▸ **Exercise 1**
Put the listing lines, from the line with "waste-residues-colon: : xyxy=(317,448,322,462)" up to and including the line with "nfpa-flammability: Flammability=1 xyxy=(418,871,502,885)", into a Markdown table with the columns Row and Line. Number each row and leave out blank lines.

▸ **Supplied passage**
'''

The Anthem was a para-liturgical work, sung ‘in Quires and places where they do sing’, following on from the prayers once the service had finished. The text was of a sacred nature, usually taking words from the psalms of David. From humble beginnings in plainchant, the anthem rose to become an important part, at least in a musical sense, of the liturgy, allowing composers to show off their compositional dexterity, showcasing some of the finest and most contemporary styles and fashions in music. As the anthem was para-liturgical, composers had more of a degree of freedom over the musical direction of their compositions, as they were not restrained by preselected texts and any customs regarding their use. One form of anthem which grew in importance in the 16th and 17th centuries, during the reformation and subsequent restoration, was the verse anthem. The verse anthem made use of antiphonal exchanges between the full choir, and smaller solo sections (the verse), which were accompanied. This essay shall assess why the verse anthem became so popular, whether it was due to artistic direction, allowing inventive handling of solo voices, or simply to make effective use out of the resources available at the time.
The origins of the verse anthem seem to have been primarily liturgical, although as well as being used in the domestic setting for private devotion, the verse anthem inherits a lot from the sacred music of the Church before it. The idea of using antiphony in sacred choral singing was not a new one, and can probably trace its roots back to plainchant, where the choir or congregation responds to the priest own incantation. When the Prayer book was first published in 1549, psalm singing became an important part of the liturgy, with psalms appointed for each service, each day of the month. Archbishop Parker published a book of metrical psalms in 1567, in which we can see the antiphonal structure being used, making use of refrains as sung by the ‘Quire’, whilst the verses where to be sung by the ‘meane’ part. As most verse anthems were settings of metrical texts, much like the translations in Archbishop Parker’s psalter, we can see how the structure of psalm singing influenced the verse anthem. Indeed, Richard Farrant’s singular extant Verse anthem, When as we sat in Babylon, is a strophic setting of a metrical psalm, psalm 137, with verses repeated to the same music, simple melodies and basic antiphonal repetition, albeit on a somewhat larger scale with more elaboration than a usual psalm setting.

'''

▸ **Given entries**

'''

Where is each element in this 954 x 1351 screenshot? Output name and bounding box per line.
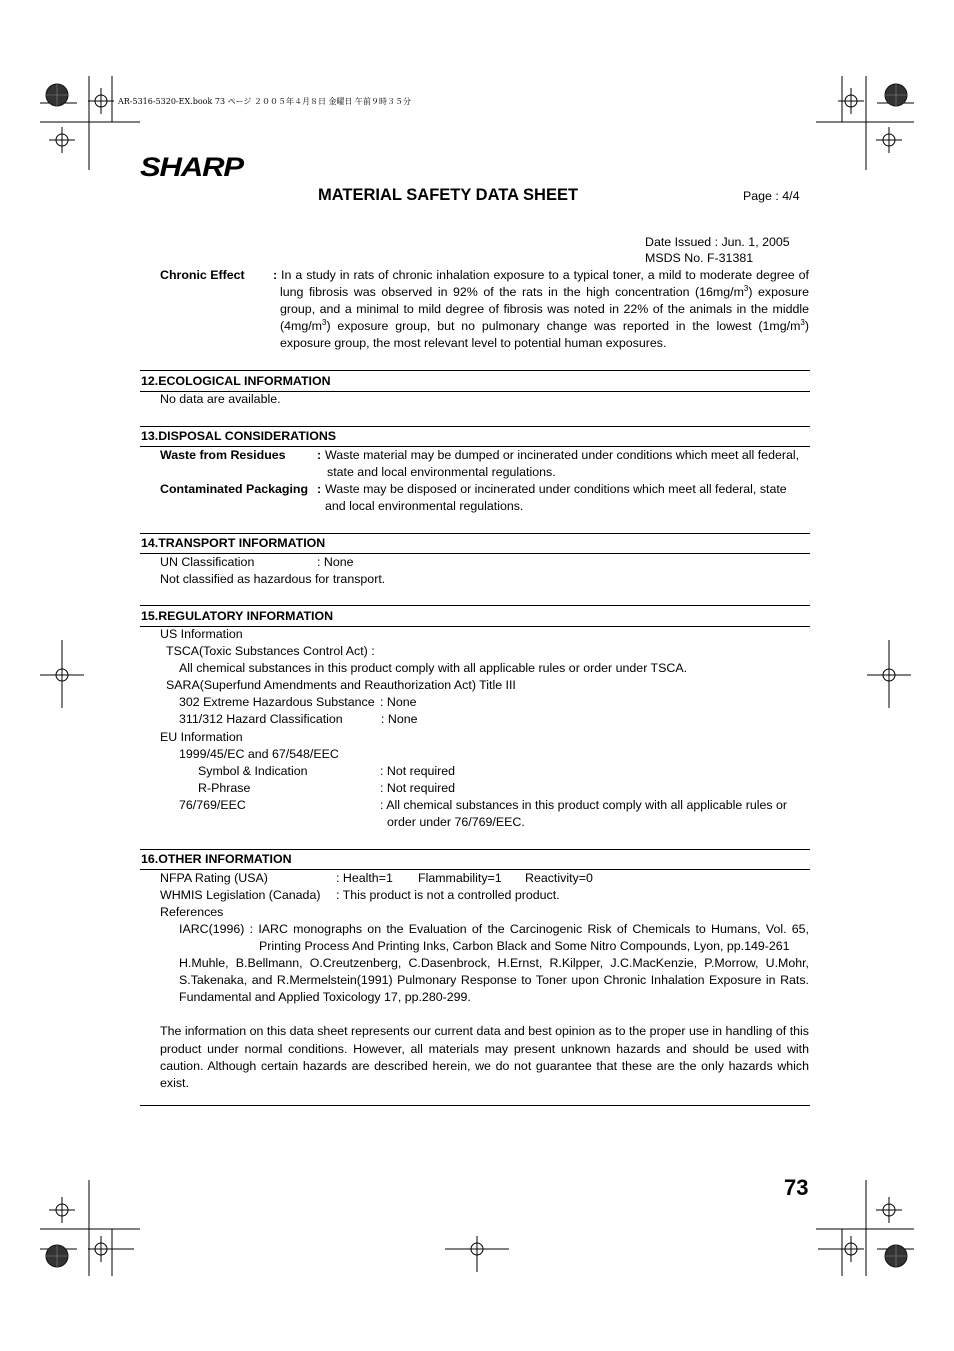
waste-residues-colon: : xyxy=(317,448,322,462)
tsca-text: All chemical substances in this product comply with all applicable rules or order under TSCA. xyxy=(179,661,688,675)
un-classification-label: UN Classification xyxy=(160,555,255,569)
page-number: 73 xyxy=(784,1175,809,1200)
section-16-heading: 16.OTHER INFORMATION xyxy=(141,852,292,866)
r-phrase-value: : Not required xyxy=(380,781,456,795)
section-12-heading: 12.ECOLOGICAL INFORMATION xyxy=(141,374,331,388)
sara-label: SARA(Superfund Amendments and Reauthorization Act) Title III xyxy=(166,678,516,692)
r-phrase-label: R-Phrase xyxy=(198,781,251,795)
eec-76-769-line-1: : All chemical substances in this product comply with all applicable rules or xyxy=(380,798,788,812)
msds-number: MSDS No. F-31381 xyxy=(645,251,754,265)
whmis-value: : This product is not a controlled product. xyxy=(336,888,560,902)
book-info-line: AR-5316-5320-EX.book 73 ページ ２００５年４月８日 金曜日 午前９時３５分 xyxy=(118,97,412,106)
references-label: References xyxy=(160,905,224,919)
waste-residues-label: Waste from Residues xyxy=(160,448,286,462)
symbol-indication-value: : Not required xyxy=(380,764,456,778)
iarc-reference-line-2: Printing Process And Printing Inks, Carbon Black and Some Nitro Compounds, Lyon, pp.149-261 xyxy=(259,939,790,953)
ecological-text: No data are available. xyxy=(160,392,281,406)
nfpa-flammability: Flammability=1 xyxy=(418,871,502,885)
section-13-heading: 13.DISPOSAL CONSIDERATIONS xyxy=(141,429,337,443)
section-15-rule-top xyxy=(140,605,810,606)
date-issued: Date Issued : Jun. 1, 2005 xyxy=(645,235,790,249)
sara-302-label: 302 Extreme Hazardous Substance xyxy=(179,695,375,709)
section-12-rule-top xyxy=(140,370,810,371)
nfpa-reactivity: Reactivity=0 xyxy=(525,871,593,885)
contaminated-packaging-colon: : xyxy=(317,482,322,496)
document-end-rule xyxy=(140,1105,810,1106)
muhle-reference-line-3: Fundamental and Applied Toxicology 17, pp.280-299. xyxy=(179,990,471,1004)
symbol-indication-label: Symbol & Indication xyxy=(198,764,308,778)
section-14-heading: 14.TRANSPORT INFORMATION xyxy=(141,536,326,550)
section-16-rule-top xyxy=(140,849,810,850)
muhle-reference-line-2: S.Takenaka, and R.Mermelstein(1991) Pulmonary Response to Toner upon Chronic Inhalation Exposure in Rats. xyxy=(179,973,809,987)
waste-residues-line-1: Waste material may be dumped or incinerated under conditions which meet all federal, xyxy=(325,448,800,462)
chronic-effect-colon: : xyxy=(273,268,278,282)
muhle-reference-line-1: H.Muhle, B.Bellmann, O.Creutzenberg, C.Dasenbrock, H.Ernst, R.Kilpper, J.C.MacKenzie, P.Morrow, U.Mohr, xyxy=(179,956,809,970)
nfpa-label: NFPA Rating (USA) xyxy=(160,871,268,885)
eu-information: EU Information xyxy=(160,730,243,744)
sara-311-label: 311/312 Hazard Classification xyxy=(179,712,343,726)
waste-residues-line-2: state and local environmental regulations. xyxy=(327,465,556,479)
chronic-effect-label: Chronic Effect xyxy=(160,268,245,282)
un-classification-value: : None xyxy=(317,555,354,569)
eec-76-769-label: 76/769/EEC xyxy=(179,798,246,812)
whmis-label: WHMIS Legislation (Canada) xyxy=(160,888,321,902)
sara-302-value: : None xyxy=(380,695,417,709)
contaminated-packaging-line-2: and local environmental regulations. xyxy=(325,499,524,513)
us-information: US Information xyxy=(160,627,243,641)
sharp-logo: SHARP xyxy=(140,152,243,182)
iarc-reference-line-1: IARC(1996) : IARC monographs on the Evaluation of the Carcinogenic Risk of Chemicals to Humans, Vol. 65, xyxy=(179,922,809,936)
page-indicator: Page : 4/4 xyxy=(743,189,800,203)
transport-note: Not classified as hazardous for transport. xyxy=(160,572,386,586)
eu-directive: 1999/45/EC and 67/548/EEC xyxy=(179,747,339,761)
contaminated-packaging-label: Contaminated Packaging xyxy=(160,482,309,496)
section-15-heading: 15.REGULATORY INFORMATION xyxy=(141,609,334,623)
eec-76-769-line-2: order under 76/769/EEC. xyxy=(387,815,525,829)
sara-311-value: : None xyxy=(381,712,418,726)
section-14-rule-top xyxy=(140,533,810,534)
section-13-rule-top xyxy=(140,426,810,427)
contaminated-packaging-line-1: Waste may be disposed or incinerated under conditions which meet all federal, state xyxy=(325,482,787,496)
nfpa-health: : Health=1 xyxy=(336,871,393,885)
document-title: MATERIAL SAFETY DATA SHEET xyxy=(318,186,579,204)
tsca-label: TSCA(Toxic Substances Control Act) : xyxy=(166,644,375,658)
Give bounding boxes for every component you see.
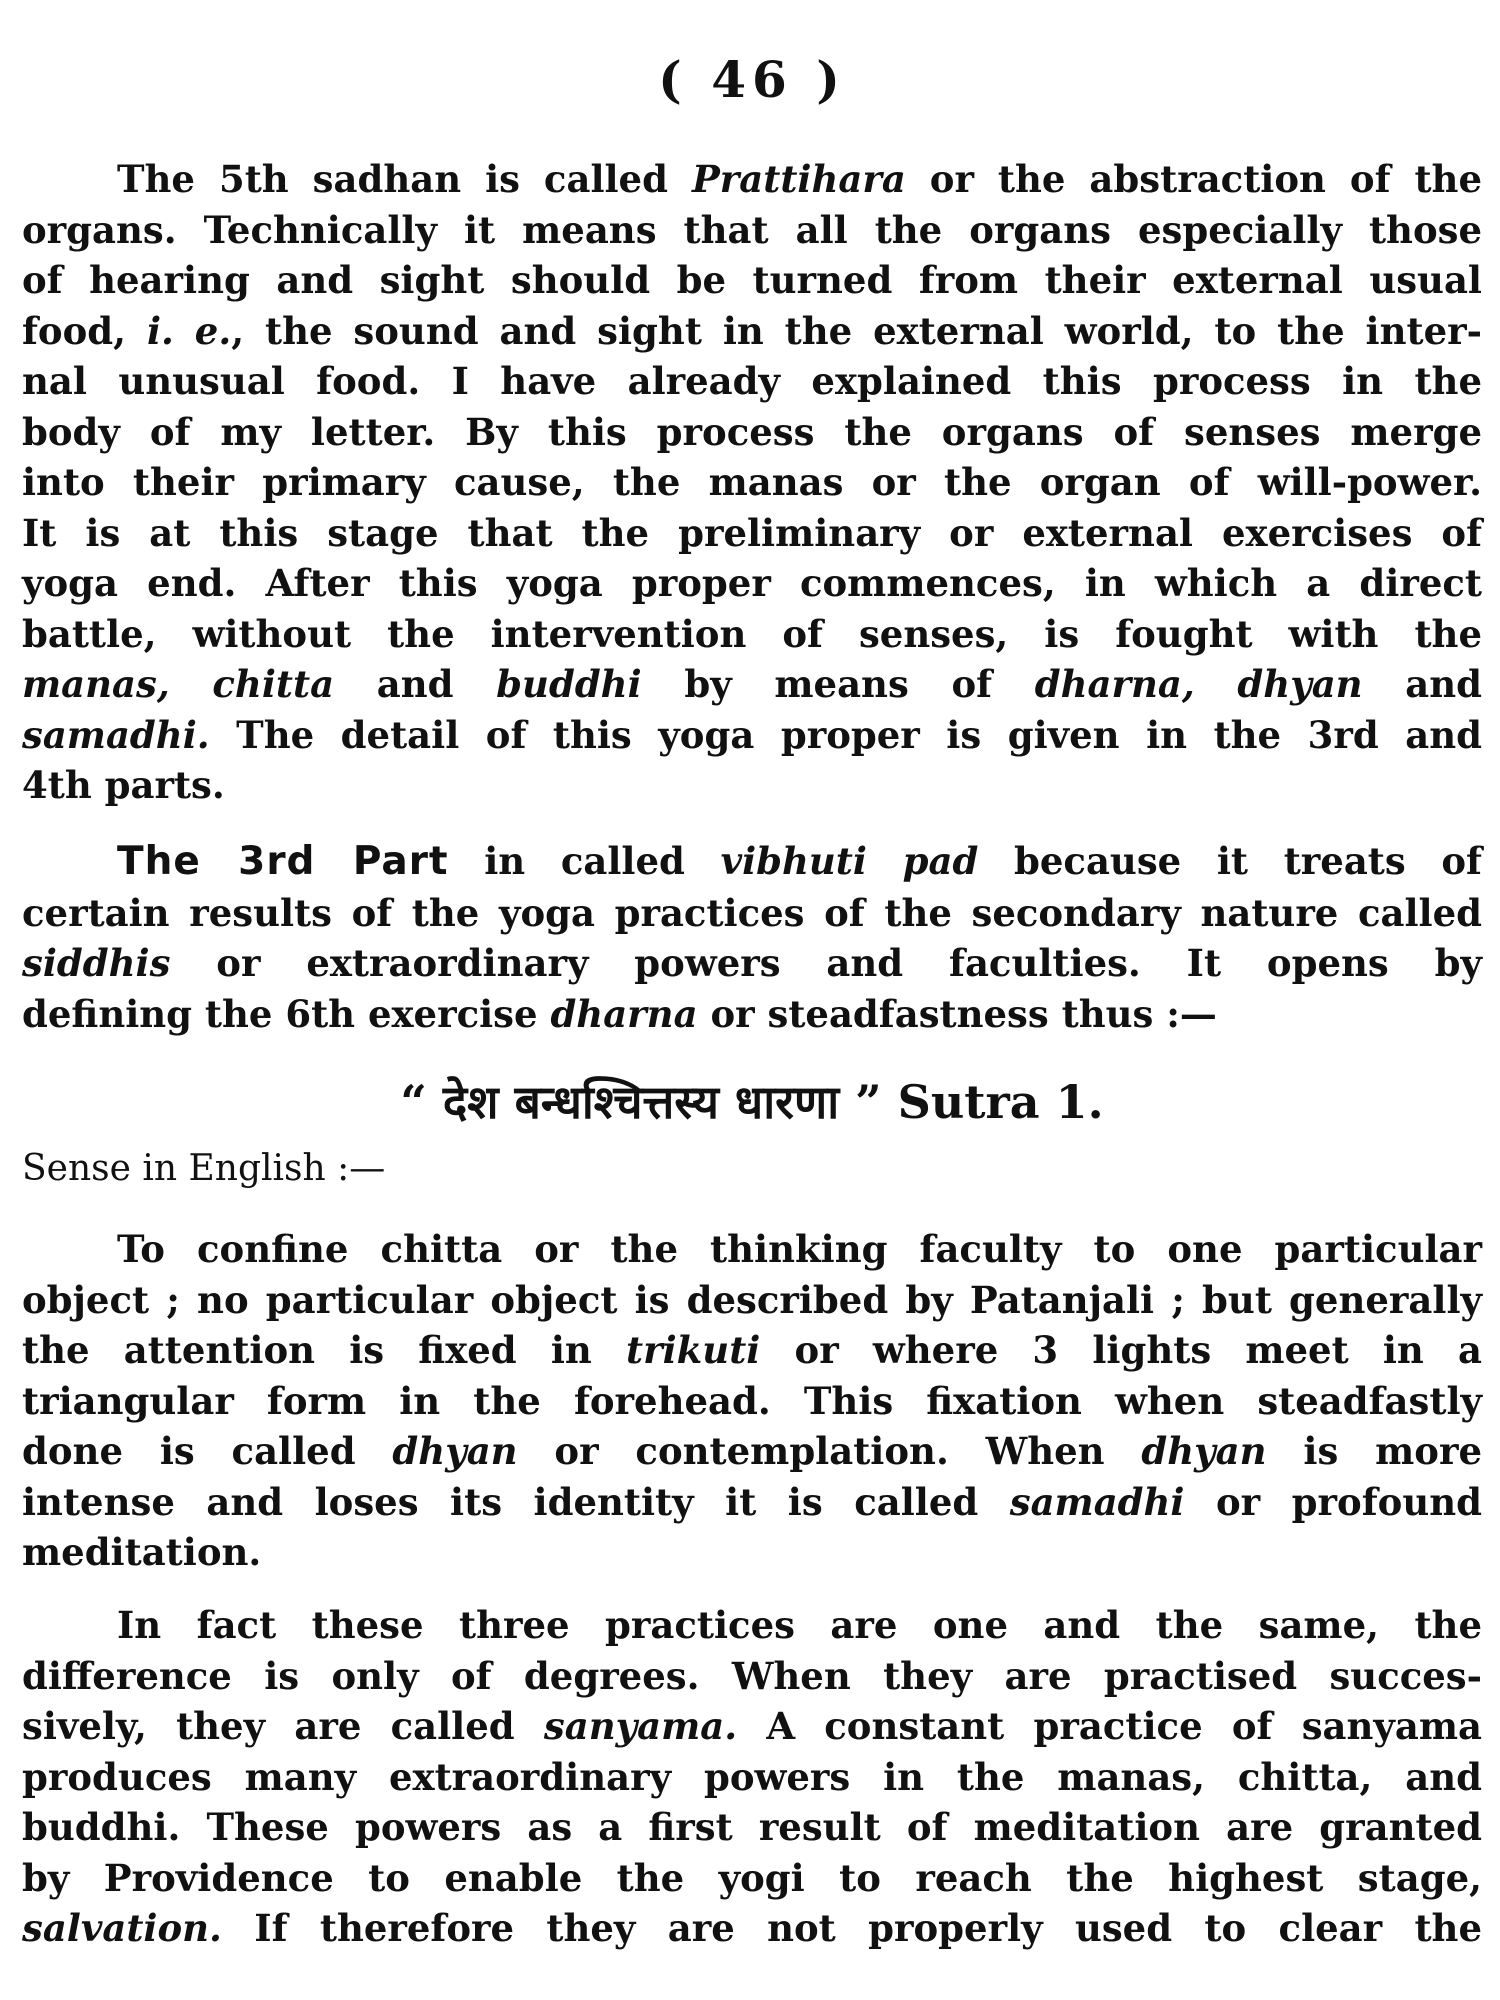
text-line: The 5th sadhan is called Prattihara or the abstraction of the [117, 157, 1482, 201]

'''

▸ **Exercise 2**
Write what comes next in the passage on the verse anthem, starting after its last sentence.

▸ **Expected answer 1**
| Row | Line |
|---|---|
| 1 | waste-residues-colon: : xyxy=(317,448,322,462) |
| 2 | tsca-text: All chemical substances in this product comply with all applicable rules or order under TSCA. xyxy=(179,661,688,675) |
| 3 | un-classification-label: UN Classification xyxy=(160,555,255,569) |
| 4 | page-number: 73 xyxy=(784,1175,809,1200) |
| 5 | section-16-heading: 16.OTHER INFORMATION xyxy=(141,852,292,866) |
| 6 | r-phrase-value: : Not required xyxy=(380,781,456,795) |
| 7 | section-12-heading: 12.ECOLOGICAL INFORMATION xyxy=(141,374,331,388) |
| 8 | sara-label: SARA(Superfund Amendments and Reauthorization Act) Title III xyxy=(166,678,516,692) |
| 9 | r-phrase-label: R-Phrase xyxy=(198,781,251,795) |
| 10 | eec-76-769-line-1: : All chemical substances in this product comply with all applicable rules or xyxy=(380,798,788,812) |
| 11 | msds-number: MSDS No. F-31381 xyxy=(645,251,754,265) |
| 12 | whmis-value: : This product is not a controlled product. xyxy=(336,888,560,902) |
| 13 | book-info-line: AR-5316-5320-EX.book 73 ページ ２００５年４月８日 金曜日 午前９時３５分 xyxy=(118,97,412,106) |
| 14 | references-label: References xyxy=(160,905,224,919) |
| 15 | waste-residues-label: Waste from Residues xyxy=(160,448,286,462) |
| 16 | symbol-indication-value: : Not required xyxy=(380,764,456,778) |
| 17 | iarc-reference-line-2: Printing Process And Printing Inks, Carbon Black and Some Nitro Compounds, Lyon, pp.149-261 xyxy=(259,939,790,953) |
| 18 | ecological-text: No data are available. xyxy=(160,392,281,406) |
| 19 | nfpa-flammability: Flammability=1 xyxy=(418,871,502,885) |

▸ **Expected answer 2**
The organ used in England at this time would have most probably been a small chamber organ with a limited number of stops, and whilst it would have been used to play voluntaries at the end of the service, its use with the choir would have limited. Organ and keyboard music from the 16th and 17th century can be quite virtuosic in nature, contrasting with the keyboard parts to church music, which does no more than doubles the choir part. Verse anthems are somewhat unusual as the organ part, at least for the verse section, provides its own counterpoint to the soloists, rather than simply doubling the choir parts. This is another feature which may have derived from psalm singing. Some psalters have manuscripts which include both the choir parts and the organ parts; however, the organ part has an extent of embellishment that should the parts be played together, then it would render the performance as sounding incorrect. Perhaps, then, the choir and the organ were not intended to sing or play together, rather after one another. The same can be said for verse anthems as for this style of psalm singing; a homophonic and homorhythmic section sung by the whole choir is contrasted with organ counterpoint. The only difference is that in verse anthems, the organist is only providing accompaniment.
The verse anthem is not purely influenced and derived from the existing music of the church, but also from music of a secular setting. Chapel Royal composers such as William Byrd (c.1539 – 1623) and Richard Farrant not only wrote music for their employers, but also wrote and published music for public and domestic performances, including what was known as the ‘Consort Song’, a song accompanied by four or more viols.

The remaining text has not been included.